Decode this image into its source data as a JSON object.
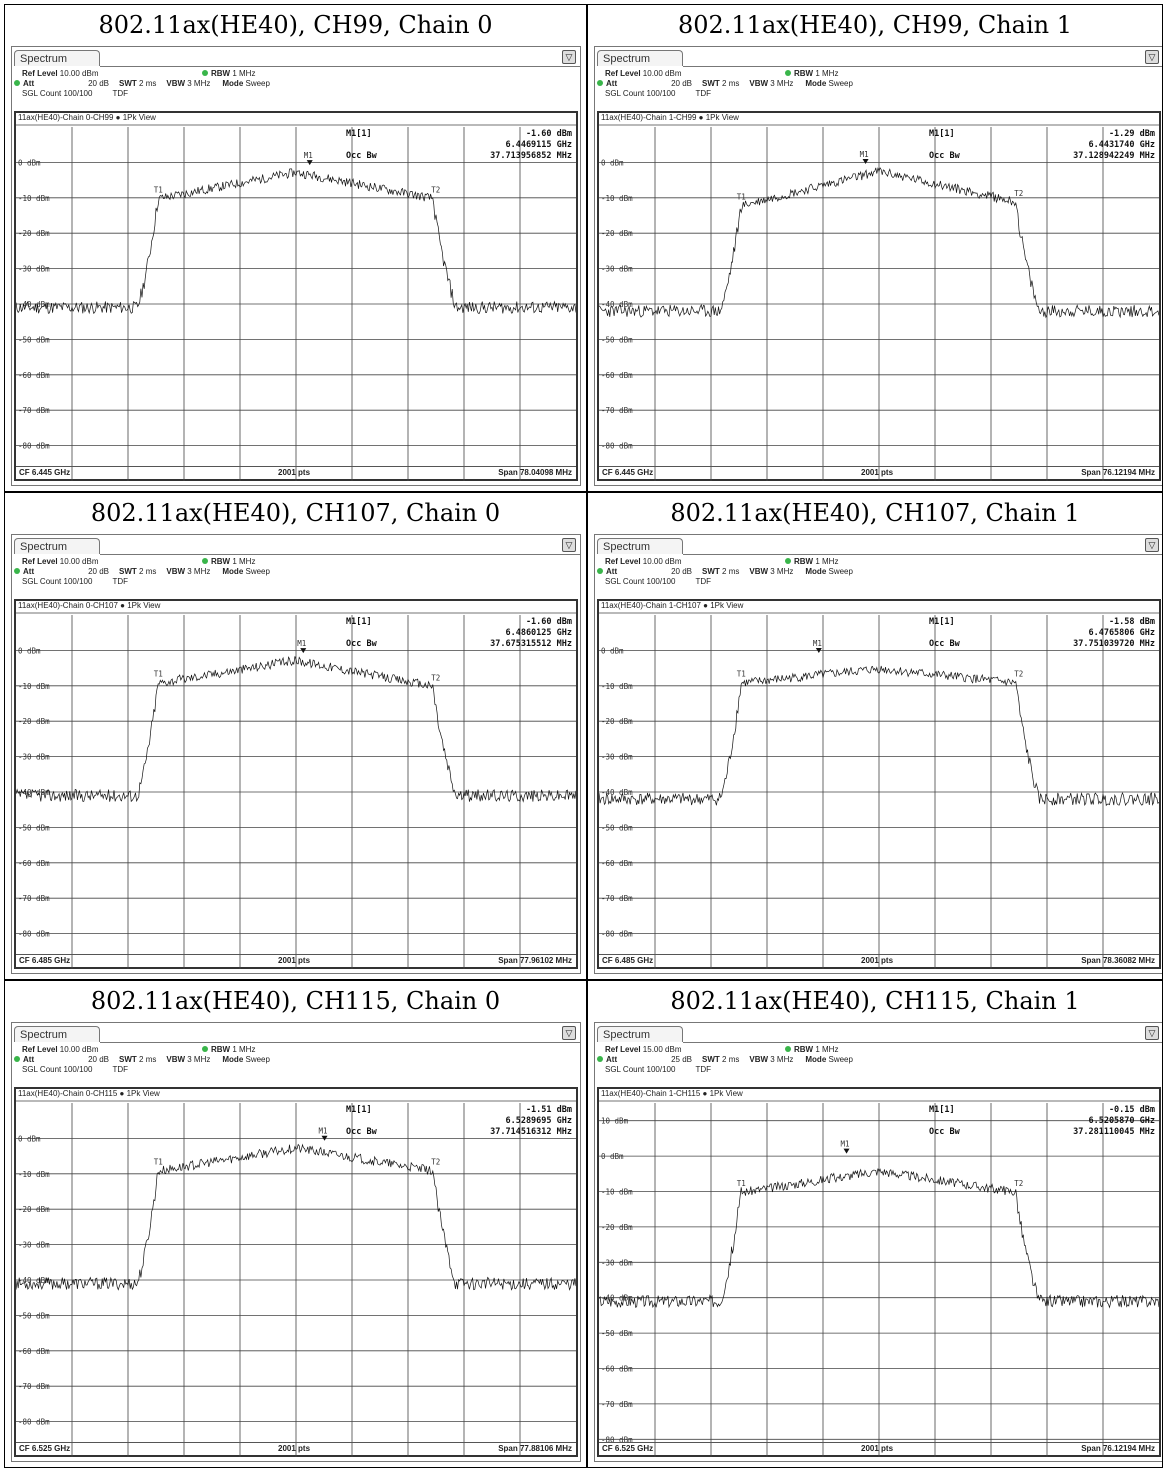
{
  "panels": [
    {
      "title": "802.11ax(HE40), CH99, Chain 0",
      "tab": "Spectrum",
      "ref_level": "10.00 dBm",
      "att": "20 dB",
      "swt": "2 ms",
      "rbw": "1 MHz",
      "vbw": "3 MHz",
      "mode": "Sweep",
      "sgl_count": "100/100",
      "tdf": "TDF",
      "trace_header": "11ax(HE40)-Chain 0-CH99",
      "view": "1Pk View",
      "marker": "M1[1]",
      "marker_level": "-1.60 dBm",
      "marker_freq": "6.4469115 GHz",
      "occ_bw_label": "Occ Bw",
      "occ_bw": "37.713956852 MHz",
      "cf": "CF 6.445 GHz",
      "pts": "2001 pts",
      "span": "Span 78.04098 MHz",
      "seed": 11
    },
    {
      "title": "802.11ax(HE40), CH99, Chain 1",
      "tab": "Spectrum",
      "ref_level": "10.00 dBm",
      "att": "20 dB",
      "swt": "2 ms",
      "rbw": "1 MHz",
      "vbw": "3 MHz",
      "mode": "Sweep",
      "sgl_count": "100/100",
      "tdf": "TDF",
      "trace_header": "11ax(HE40)-Chain 1-CH99",
      "view": "1Pk View",
      "marker": "M1[1]",
      "marker_level": "-1.29 dBm",
      "marker_freq": "6.4431740 GHz",
      "occ_bw_label": "Occ Bw",
      "occ_bw": "37.128942249 MHz",
      "cf": "CF 6.445 GHz",
      "pts": "2001 pts",
      "span": "Span 76.12194 MHz",
      "seed": 23
    },
    {
      "title": "802.11ax(HE40), CH107, Chain 0",
      "tab": "Spectrum",
      "ref_level": "10.00 dBm",
      "att": "20 dB",
      "swt": "2 ms",
      "rbw": "1 MHz",
      "vbw": "3 MHz",
      "mode": "Sweep",
      "sgl_count": "100/100",
      "tdf": "TDF",
      "trace_header": "11ax(HE40)-Chain 0-CH107",
      "view": "1Pk View",
      "marker": "M1[1]",
      "marker_level": "-1.60 dBm",
      "marker_freq": "6.4860125 GHz",
      "occ_bw_label": "Occ Bw",
      "occ_bw": "37.675315512 MHz",
      "cf": "CF 6.485 GHz",
      "pts": "2001 pts",
      "span": "Span 77.96102 MHz",
      "seed": 37
    },
    {
      "title": "802.11ax(HE40), CH107, Chain 1",
      "tab": "Spectrum",
      "ref_level": "10.00 dBm",
      "att": "20 dB",
      "swt": "2 ms",
      "rbw": "1 MHz",
      "vbw": "3 MHz",
      "mode": "Sweep",
      "sgl_count": "100/100",
      "tdf": "TDF",
      "trace_header": "11ax(HE40)-Chain 1-CH107",
      "view": "1Pk View",
      "marker": "M1[1]",
      "marker_level": "-1.58 dBm",
      "marker_freq": "6.4765806 GHz",
      "occ_bw_label": "Occ Bw",
      "occ_bw": "37.751039720 MHz",
      "cf": "CF 6.485 GHz",
      "pts": "2001 pts",
      "span": "Span 78.36082 MHz",
      "seed": 41
    },
    {
      "title": "802.11ax(HE40), CH115, Chain 0",
      "tab": "Spectrum",
      "ref_level": "10.00 dBm",
      "att": "20 dB",
      "swt": "2 ms",
      "rbw": "1 MHz",
      "vbw": "3 MHz",
      "mode": "Sweep",
      "sgl_count": "100/100",
      "tdf": "TDF",
      "trace_header": "11ax(HE40)-Chain 0-CH115",
      "view": "1Pk View",
      "marker": "M1[1]",
      "marker_level": "-1.51 dBm",
      "marker_freq": "6.5289695 GHz",
      "occ_bw_label": "Occ Bw",
      "occ_bw": "37.714516312 MHz",
      "cf": "CF 6.525 GHz",
      "pts": "2001 pts",
      "span": "Span 77.88106 MHz",
      "seed": 53
    },
    {
      "title": "802.11ax(HE40), CH115, Chain 1",
      "tab": "Spectrum",
      "ref_level": "15.00 dBm",
      "att": "25 dB",
      "swt": "2 ms",
      "rbw": "1 MHz",
      "vbw": "3 MHz",
      "mode": "Sweep",
      "sgl_count": "100/100",
      "tdf": "TDF",
      "trace_header": "11ax(HE40)-Chain 1-CH115",
      "view": "1Pk View",
      "marker": "M1[1]",
      "marker_level": "-0.15 dBm",
      "marker_freq": "6.5205870 GHz",
      "occ_bw_label": "Occ Bw",
      "occ_bw": "37.281110045 MHz",
      "cf": "CF 6.525 GHz",
      "pts": "2001 pts",
      "span": "Span 76.12194 MHz",
      "seed": 67
    }
  ],
  "chart_data": [
    {
      "type": "line",
      "title": "802.11ax(HE40), CH99, Chain 0",
      "ylim": [
        -90,
        10
      ],
      "yticks": [
        "0 dBm",
        "-10 dBm",
        "-20 dBm",
        "-30 dBm",
        "-40 dBm",
        "-50 dBm",
        "-60 dBm",
        "-70 dBm",
        "-80 dBm"
      ],
      "center_ghz": 6.445,
      "span_mhz": 78.04098,
      "noise_floor_dbm": -41,
      "plateau_dbm": [
        -9,
        -1.6,
        -9
      ],
      "t1": "T1",
      "t2": "T2",
      "m1": "M1",
      "marker_x_ghz": 6.4469115,
      "marker_y_dbm": -1.6
    },
    {
      "type": "line",
      "title": "802.11ax(HE40), CH99, Chain 1",
      "ylim": [
        -90,
        10
      ],
      "yticks": [
        "0 dBm",
        "-10 dBm",
        "-20 dBm",
        "-30 dBm",
        "-40 dBm",
        "-50 dBm",
        "-60 dBm",
        "-70 dBm",
        "-80 dBm"
      ],
      "center_ghz": 6.445,
      "span_mhz": 76.12194,
      "noise_floor_dbm": -42,
      "plateau_dbm": [
        -11,
        -1.3,
        -10
      ],
      "t1": "T1",
      "t2": "T2",
      "m1": "M1",
      "marker_x_ghz": 6.443174,
      "marker_y_dbm": -1.29
    },
    {
      "type": "line",
      "title": "802.11ax(HE40), CH107, Chain 0",
      "ylim": [
        -90,
        10
      ],
      "yticks": [
        "0 dBm",
        "-10 dBm",
        "-20 dBm",
        "-30 dBm",
        "-40 dBm",
        "-50 dBm",
        "-60 dBm",
        "-70 dBm",
        "-80 dBm"
      ],
      "center_ghz": 6.485,
      "span_mhz": 77.96102,
      "noise_floor_dbm": -41,
      "plateau_dbm": [
        -8,
        -1.6,
        -9
      ],
      "t1": "T1",
      "t2": "T2",
      "m1": "M1",
      "marker_x_ghz": 6.4860125,
      "marker_y_dbm": -1.6
    },
    {
      "type": "line",
      "title": "802.11ax(HE40), CH107, Chain 1",
      "ylim": [
        -90,
        10
      ],
      "yticks": [
        "0 dBm",
        "-10 dBm",
        "-20 dBm",
        "-30 dBm",
        "-40 dBm",
        "-50 dBm",
        "-60 dBm",
        "-70 dBm",
        "-80 dBm"
      ],
      "center_ghz": 6.485,
      "span_mhz": 78.36082,
      "noise_floor_dbm": -42,
      "plateau_dbm": [
        -8,
        -4,
        -8
      ],
      "t1": "T1",
      "t2": "T2",
      "m1": "M1",
      "marker_x_ghz": 6.4765806,
      "marker_y_dbm": -1.58
    },
    {
      "type": "line",
      "title": "802.11ax(HE40), CH115, Chain 0",
      "ylim": [
        -90,
        10
      ],
      "yticks": [
        "0 dBm",
        "-10 dBm",
        "-20 dBm",
        "-30 dBm",
        "-40 dBm",
        "-50 dBm",
        "-60 dBm",
        "-70 dBm",
        "-80 dBm"
      ],
      "center_ghz": 6.525,
      "span_mhz": 77.88106,
      "noise_floor_dbm": -41,
      "plateau_dbm": [
        -8,
        -1.5,
        -8
      ],
      "t1": "T1",
      "t2": "T2",
      "m1": "M1",
      "marker_x_ghz": 6.5289695,
      "marker_y_dbm": -1.51
    },
    {
      "type": "line",
      "title": "802.11ax(HE40), CH115, Chain 1",
      "ylim": [
        -85,
        15
      ],
      "yticks": [
        "10 dBm",
        "0 dBm",
        "-10 dBm",
        "-20 dBm",
        "-30 dBm",
        "-40 dBm",
        "-50 dBm",
        "-60 dBm",
        "-70 dBm",
        "-80 dBm"
      ],
      "center_ghz": 6.525,
      "span_mhz": 76.12194,
      "noise_floor_dbm": -41,
      "plateau_dbm": [
        -9,
        -3,
        -9
      ],
      "t1": "T1",
      "t2": "T2",
      "m1": "M1",
      "marker_x_ghz": 6.520587,
      "marker_y_dbm": -0.15
    }
  ]
}
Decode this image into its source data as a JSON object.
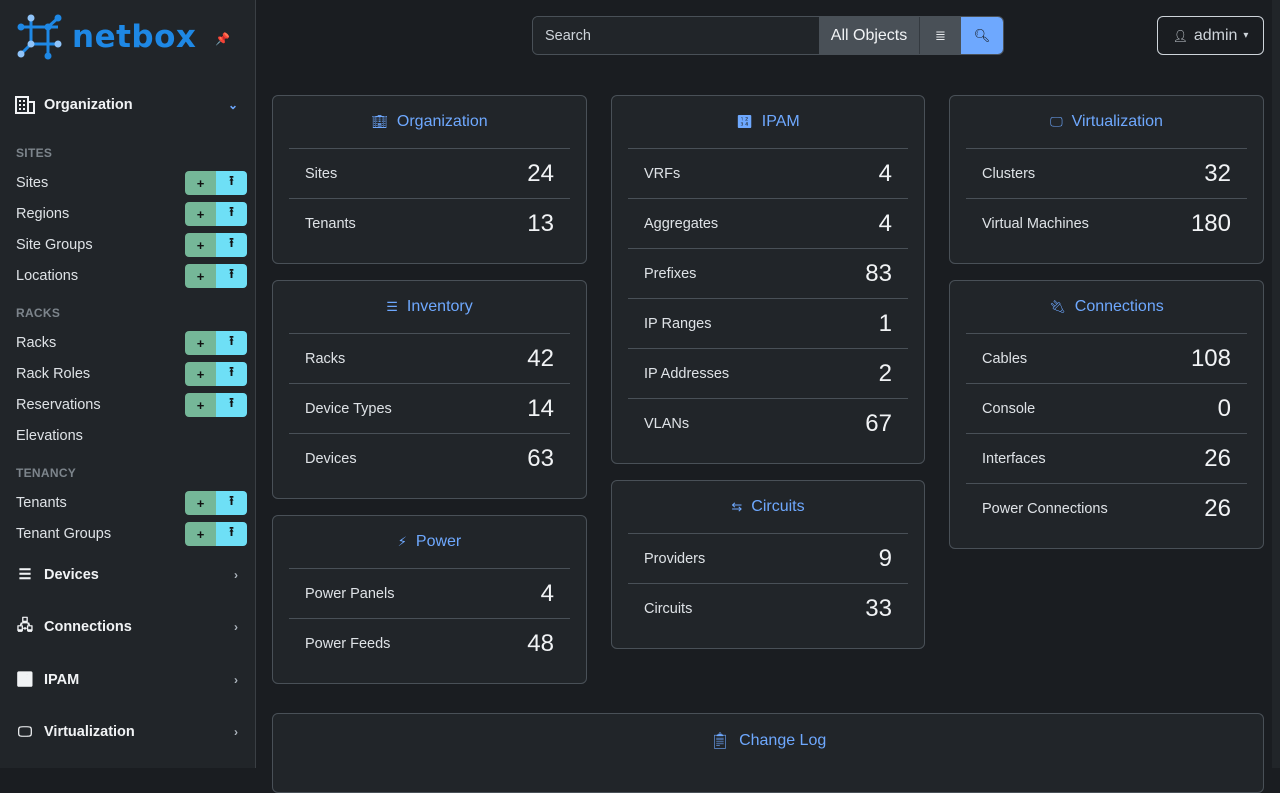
{
  "brand": {
    "name": "netbox",
    "color": "#1e88e5"
  },
  "sidebar": {
    "org": {
      "label": "Organization",
      "icon": "building-icon"
    },
    "sections": [
      {
        "title": "SITES",
        "items": [
          {
            "label": "Sites",
            "buttons": true
          },
          {
            "label": "Regions",
            "buttons": true
          },
          {
            "label": "Site Groups",
            "buttons": true
          },
          {
            "label": "Locations",
            "buttons": true
          }
        ]
      },
      {
        "title": "RACKS",
        "items": [
          {
            "label": "Racks",
            "buttons": true
          },
          {
            "label": "Rack Roles",
            "buttons": true
          },
          {
            "label": "Reservations",
            "buttons": true
          },
          {
            "label": "Elevations",
            "buttons": false
          }
        ]
      },
      {
        "title": "TENANCY",
        "items": [
          {
            "label": "Tenants",
            "buttons": true
          },
          {
            "label": "Tenant Groups",
            "buttons": true
          }
        ]
      }
    ],
    "menus": [
      {
        "label": "Devices",
        "icon": "server-icon"
      },
      {
        "label": "Connections",
        "icon": "ethernet-icon"
      },
      {
        "label": "IPAM",
        "icon": "counter-icon"
      },
      {
        "label": "Virtualization",
        "icon": "monitor-icon"
      }
    ]
  },
  "search": {
    "placeholder": "Search",
    "scope": "All Objects"
  },
  "user": {
    "label": "admin"
  },
  "columns": [
    [
      {
        "title": "Organization",
        "icon": "building-icon",
        "rows": [
          [
            "Sites",
            "24"
          ],
          [
            "Tenants",
            "13"
          ]
        ]
      },
      {
        "title": "Inventory",
        "icon": "server-icon",
        "rows": [
          [
            "Racks",
            "42"
          ],
          [
            "Device Types",
            "14"
          ],
          [
            "Devices",
            "63"
          ]
        ]
      },
      {
        "title": "Power",
        "icon": "flash-icon",
        "rows": [
          [
            "Power Panels",
            "4"
          ],
          [
            "Power Feeds",
            "48"
          ]
        ]
      }
    ],
    [
      {
        "title": "IPAM",
        "icon": "counter-icon",
        "rows": [
          [
            "VRFs",
            "4"
          ],
          [
            "Aggregates",
            "4"
          ],
          [
            "Prefixes",
            "83"
          ],
          [
            "IP Ranges",
            "1"
          ],
          [
            "IP Addresses",
            "2"
          ],
          [
            "VLANs",
            "67"
          ]
        ]
      },
      {
        "title": "Circuits",
        "icon": "transit-icon",
        "rows": [
          [
            "Providers",
            "9"
          ],
          [
            "Circuits",
            "33"
          ]
        ]
      }
    ],
    [
      {
        "title": "Virtualization",
        "icon": "monitor-icon",
        "rows": [
          [
            "Clusters",
            "32"
          ],
          [
            "Virtual Machines",
            "180"
          ]
        ]
      },
      {
        "title": "Connections",
        "icon": "cable-icon",
        "rows": [
          [
            "Cables",
            "108"
          ],
          [
            "Console",
            "0"
          ],
          [
            "Interfaces",
            "26"
          ],
          [
            "Power Connections",
            "26"
          ]
        ]
      }
    ]
  ],
  "changelog": {
    "title": "Change Log",
    "icon": "clipboard-clock-icon"
  },
  "colors": {
    "accent": "#6ea8fe",
    "add": "#75b798",
    "import": "#6edff6"
  }
}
============
**Aim of the task:** Scan the records above for the string "Power", then report every line that contains it.

**Written answer:**
        "title": "Power",
            "Power Panels",
            "Power Feeds",
            "Power Connections",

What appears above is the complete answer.